__To do__. Locate each line in the records that contains the string "optical" and copy those lines, matching case exactly.

__Information provided__.
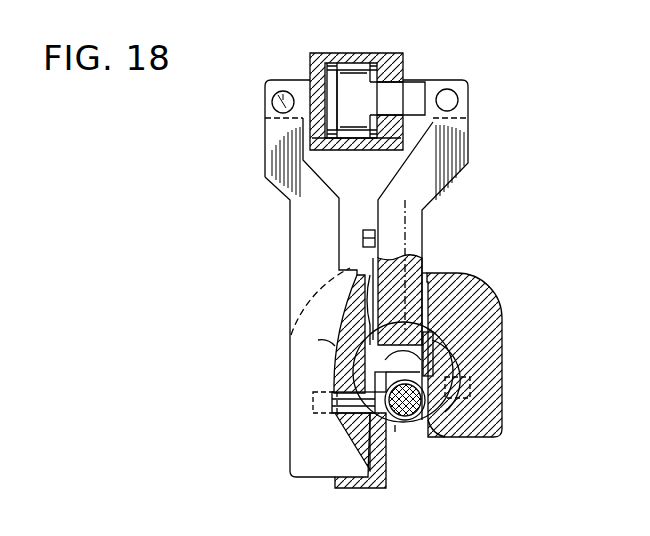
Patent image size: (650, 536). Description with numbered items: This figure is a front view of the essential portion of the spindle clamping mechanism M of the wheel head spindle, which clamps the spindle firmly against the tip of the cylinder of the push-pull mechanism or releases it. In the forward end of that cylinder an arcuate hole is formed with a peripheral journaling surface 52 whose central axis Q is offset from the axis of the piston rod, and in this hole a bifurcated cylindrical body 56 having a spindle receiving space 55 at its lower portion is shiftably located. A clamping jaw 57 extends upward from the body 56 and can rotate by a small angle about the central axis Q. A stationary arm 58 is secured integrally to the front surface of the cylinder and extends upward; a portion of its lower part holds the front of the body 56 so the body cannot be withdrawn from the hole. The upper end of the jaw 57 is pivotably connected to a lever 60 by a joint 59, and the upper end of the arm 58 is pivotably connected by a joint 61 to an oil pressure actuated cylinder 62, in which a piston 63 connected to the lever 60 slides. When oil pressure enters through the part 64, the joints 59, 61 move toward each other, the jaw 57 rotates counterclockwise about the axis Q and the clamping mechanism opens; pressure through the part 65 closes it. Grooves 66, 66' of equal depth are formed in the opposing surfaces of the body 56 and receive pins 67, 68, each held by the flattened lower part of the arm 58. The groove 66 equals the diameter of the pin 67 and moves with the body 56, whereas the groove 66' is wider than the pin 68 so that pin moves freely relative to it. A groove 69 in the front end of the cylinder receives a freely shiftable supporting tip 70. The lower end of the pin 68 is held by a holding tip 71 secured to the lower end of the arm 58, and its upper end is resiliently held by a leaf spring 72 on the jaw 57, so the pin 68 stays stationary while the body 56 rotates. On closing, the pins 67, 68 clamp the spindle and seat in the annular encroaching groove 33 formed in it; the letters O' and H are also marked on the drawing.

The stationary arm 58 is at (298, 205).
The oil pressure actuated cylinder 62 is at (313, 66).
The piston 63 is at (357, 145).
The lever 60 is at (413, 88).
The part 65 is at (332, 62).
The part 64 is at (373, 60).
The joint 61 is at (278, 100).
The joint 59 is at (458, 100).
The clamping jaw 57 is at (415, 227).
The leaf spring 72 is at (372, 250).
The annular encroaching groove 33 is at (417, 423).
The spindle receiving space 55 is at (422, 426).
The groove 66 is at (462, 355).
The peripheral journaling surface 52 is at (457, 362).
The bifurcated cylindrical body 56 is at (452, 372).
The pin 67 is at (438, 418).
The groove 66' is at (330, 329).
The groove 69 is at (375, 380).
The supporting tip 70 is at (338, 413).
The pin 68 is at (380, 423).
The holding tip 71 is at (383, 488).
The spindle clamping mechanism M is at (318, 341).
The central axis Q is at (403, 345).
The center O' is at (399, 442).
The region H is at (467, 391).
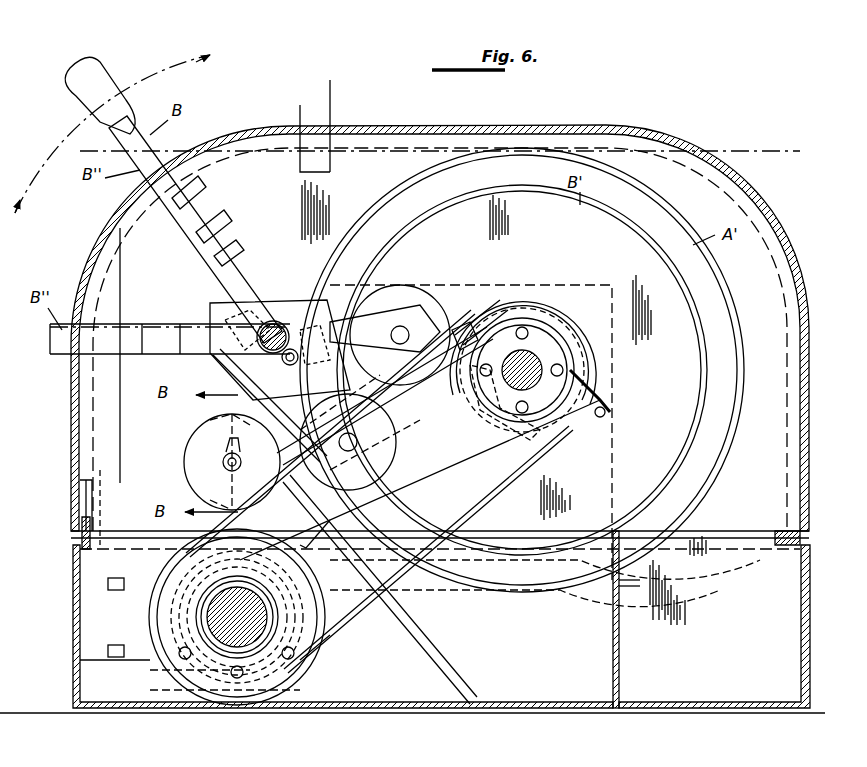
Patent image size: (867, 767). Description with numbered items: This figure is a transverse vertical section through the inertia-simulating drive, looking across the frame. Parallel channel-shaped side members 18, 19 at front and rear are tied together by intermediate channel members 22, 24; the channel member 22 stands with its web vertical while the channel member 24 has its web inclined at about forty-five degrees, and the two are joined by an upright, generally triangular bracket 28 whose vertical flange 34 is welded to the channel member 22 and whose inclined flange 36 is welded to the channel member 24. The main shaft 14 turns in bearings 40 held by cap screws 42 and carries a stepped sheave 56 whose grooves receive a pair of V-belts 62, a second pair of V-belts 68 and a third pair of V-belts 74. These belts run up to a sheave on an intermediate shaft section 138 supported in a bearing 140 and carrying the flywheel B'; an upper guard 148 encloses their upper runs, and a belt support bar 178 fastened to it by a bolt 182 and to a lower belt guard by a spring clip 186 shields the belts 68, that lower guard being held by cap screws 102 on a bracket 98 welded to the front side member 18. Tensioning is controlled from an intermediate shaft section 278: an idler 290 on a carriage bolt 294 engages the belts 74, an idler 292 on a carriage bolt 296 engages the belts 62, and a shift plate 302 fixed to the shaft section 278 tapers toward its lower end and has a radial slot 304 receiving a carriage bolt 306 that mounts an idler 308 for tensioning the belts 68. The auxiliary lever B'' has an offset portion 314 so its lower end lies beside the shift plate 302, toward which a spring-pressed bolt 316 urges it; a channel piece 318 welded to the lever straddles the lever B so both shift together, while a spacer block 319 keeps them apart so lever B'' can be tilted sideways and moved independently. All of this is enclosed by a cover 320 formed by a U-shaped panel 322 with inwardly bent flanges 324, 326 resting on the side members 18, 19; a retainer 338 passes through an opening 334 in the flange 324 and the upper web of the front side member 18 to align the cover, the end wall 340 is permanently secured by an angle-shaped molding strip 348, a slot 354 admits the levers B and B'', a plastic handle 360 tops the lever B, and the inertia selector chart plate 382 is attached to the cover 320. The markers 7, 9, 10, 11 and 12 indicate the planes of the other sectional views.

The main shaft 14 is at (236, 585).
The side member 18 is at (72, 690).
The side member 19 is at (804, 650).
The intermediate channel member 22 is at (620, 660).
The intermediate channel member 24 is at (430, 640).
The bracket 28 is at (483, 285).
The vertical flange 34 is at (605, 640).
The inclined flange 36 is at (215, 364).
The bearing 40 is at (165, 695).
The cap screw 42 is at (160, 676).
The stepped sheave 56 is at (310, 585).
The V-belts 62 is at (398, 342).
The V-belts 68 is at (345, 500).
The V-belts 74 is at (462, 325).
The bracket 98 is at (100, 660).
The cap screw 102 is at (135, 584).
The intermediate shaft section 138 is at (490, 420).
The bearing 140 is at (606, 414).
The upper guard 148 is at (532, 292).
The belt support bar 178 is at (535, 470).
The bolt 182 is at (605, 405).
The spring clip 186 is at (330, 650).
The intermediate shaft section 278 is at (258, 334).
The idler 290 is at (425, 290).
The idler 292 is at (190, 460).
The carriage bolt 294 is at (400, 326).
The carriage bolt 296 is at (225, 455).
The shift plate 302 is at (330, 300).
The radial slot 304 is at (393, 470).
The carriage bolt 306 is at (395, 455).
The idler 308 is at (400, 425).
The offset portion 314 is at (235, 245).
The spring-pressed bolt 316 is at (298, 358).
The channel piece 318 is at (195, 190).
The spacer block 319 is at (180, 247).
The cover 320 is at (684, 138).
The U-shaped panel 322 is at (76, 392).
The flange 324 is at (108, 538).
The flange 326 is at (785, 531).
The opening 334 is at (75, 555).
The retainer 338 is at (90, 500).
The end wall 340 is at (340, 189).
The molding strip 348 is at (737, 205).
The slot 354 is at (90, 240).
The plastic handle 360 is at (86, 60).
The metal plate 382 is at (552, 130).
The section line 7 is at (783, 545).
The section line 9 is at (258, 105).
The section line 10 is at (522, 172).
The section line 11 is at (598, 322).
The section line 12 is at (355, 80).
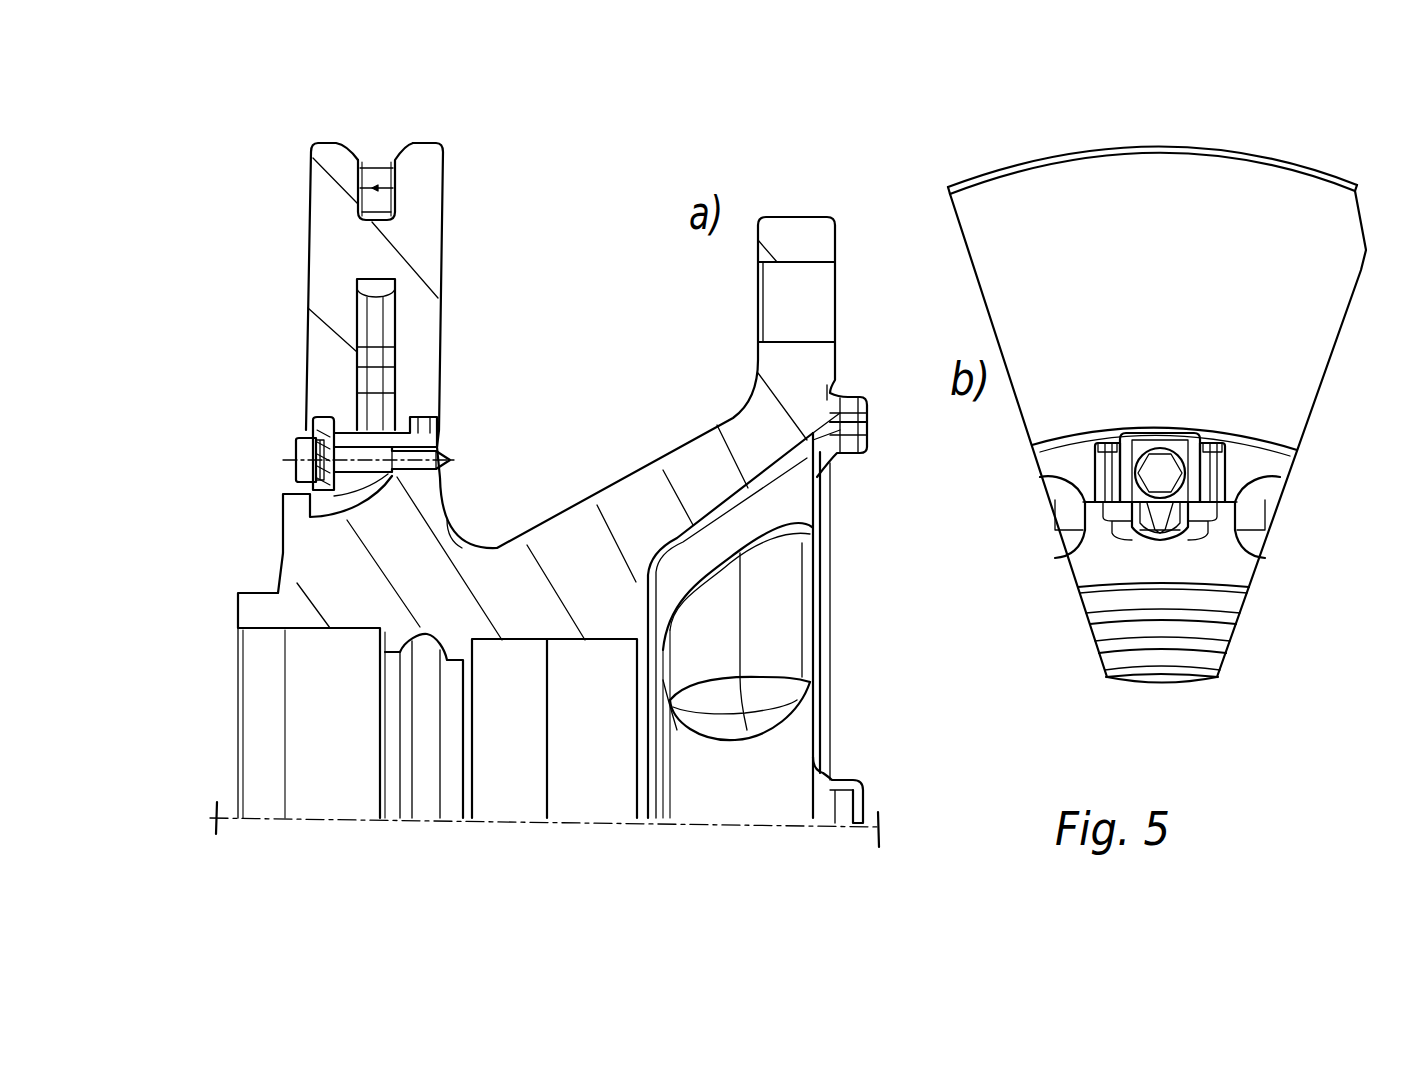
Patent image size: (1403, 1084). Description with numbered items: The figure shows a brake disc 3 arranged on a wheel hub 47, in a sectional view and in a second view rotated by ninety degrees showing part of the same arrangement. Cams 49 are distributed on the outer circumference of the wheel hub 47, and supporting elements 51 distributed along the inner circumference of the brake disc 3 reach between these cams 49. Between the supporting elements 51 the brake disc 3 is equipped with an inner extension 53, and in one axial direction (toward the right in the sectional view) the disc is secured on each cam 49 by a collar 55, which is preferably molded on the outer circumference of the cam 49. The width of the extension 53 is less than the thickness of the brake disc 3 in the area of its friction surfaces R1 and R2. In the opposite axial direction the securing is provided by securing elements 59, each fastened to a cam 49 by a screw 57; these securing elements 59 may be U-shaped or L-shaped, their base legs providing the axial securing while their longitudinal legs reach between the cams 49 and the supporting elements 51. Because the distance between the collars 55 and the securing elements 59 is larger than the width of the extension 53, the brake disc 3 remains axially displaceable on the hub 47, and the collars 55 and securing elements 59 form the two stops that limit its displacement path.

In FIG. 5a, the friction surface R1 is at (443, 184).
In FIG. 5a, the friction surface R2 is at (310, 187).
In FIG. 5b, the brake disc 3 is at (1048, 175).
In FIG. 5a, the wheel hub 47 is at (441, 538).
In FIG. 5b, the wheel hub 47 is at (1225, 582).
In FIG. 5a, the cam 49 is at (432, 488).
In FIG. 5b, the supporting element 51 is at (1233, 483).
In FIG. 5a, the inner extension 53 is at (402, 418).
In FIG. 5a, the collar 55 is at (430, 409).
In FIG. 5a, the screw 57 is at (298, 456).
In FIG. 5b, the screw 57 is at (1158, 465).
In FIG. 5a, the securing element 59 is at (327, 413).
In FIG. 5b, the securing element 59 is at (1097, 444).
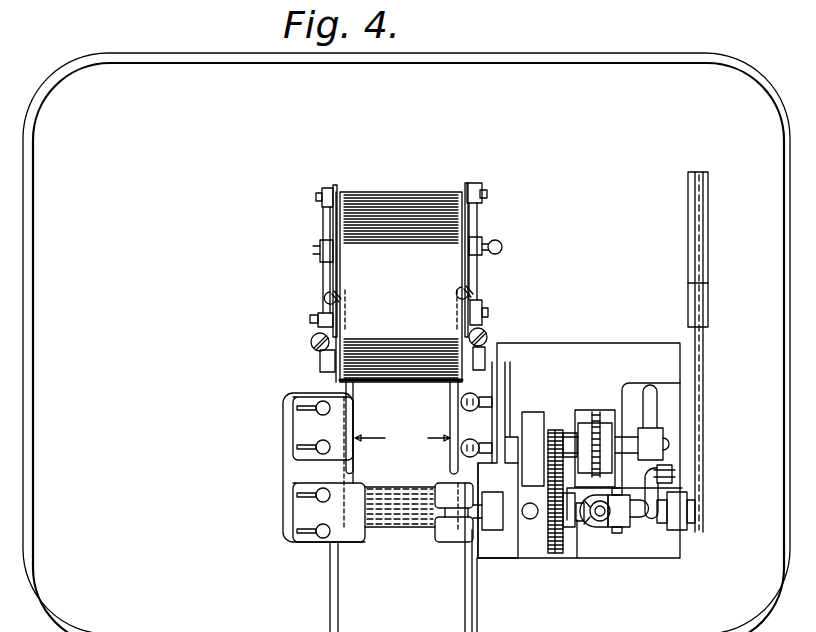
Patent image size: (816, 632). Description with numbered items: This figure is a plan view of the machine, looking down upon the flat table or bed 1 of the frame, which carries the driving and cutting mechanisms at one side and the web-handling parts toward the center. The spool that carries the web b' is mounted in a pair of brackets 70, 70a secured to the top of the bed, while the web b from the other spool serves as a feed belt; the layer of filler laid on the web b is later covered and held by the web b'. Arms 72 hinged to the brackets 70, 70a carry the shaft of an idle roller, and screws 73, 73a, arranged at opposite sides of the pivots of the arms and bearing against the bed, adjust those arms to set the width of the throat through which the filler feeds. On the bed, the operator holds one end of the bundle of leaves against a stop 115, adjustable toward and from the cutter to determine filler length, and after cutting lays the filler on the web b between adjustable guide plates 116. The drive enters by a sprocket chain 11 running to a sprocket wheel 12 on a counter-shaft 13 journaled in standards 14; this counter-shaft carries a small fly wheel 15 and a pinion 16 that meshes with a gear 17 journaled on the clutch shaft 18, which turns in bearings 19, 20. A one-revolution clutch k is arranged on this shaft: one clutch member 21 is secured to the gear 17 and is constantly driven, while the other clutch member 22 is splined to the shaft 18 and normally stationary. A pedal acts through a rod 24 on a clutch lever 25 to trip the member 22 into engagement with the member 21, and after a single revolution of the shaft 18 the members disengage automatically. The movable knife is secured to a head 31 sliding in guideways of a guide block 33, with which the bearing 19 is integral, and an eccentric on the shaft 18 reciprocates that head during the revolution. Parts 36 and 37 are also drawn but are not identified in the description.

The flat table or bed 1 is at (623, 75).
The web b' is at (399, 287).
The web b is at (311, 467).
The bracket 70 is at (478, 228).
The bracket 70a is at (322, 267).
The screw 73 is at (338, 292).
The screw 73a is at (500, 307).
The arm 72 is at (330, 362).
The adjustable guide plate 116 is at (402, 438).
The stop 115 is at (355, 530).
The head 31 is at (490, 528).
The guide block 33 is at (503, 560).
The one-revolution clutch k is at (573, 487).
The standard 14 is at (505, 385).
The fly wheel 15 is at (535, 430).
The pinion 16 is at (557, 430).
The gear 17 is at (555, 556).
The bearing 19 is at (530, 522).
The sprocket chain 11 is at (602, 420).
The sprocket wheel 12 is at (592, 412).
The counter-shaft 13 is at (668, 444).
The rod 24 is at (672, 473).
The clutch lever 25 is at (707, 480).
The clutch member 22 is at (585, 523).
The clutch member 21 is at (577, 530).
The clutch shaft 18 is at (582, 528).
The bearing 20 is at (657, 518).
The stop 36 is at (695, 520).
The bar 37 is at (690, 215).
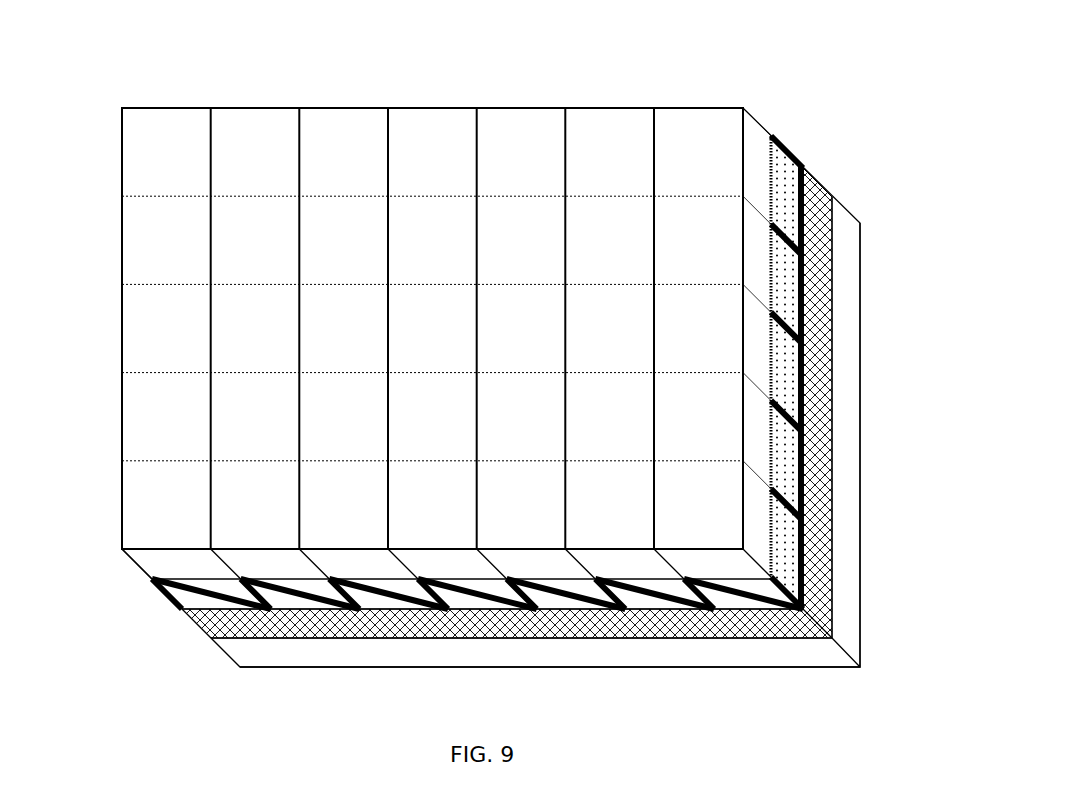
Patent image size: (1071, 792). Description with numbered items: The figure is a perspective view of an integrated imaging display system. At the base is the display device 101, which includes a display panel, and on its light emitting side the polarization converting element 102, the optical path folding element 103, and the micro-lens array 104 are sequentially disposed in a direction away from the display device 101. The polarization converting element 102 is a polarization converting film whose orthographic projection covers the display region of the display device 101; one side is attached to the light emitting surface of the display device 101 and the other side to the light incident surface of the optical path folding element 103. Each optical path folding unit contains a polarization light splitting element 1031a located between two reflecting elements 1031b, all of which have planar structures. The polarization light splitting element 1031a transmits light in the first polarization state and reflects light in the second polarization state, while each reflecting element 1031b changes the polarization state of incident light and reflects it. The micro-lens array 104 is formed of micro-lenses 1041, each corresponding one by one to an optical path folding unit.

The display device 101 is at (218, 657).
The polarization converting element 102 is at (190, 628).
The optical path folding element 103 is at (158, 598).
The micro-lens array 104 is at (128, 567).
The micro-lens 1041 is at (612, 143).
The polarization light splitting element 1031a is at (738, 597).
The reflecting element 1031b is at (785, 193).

__Response__.
Patent image size: (1071, 792). Description with numbered items: The figure is a perspective view of an integrated imaging display system. At the base is the display device 101, which includes a display panel, and on its light emitting side the polarization converting element 102, the optical path folding element 103, and the micro-lens array 104 are sequentially disposed in a direction away from the display device 101. The polarization converting element 102 is a polarization converting film whose orthographic projection covers the display region of the display device 101; one side is attached to the light emitting surface of the display device 101 and the other side to the light incident surface of the optical path folding element 103. Each optical path folding unit contains a polarization light splitting element 1031a located between two reflecting elements 1031b, all of which have planar structures. The polarization light splitting element 1031a transmits light in the first polarization state and reflects light in the second polarization state, while each reflecting element 1031b changes the polarization state of incident light and reflects it. The micro-lens array 104 is formed of micro-lenses 1041, each corresponding one by one to an optical path folding unit.
The optical path folding element 103 is at (158, 598).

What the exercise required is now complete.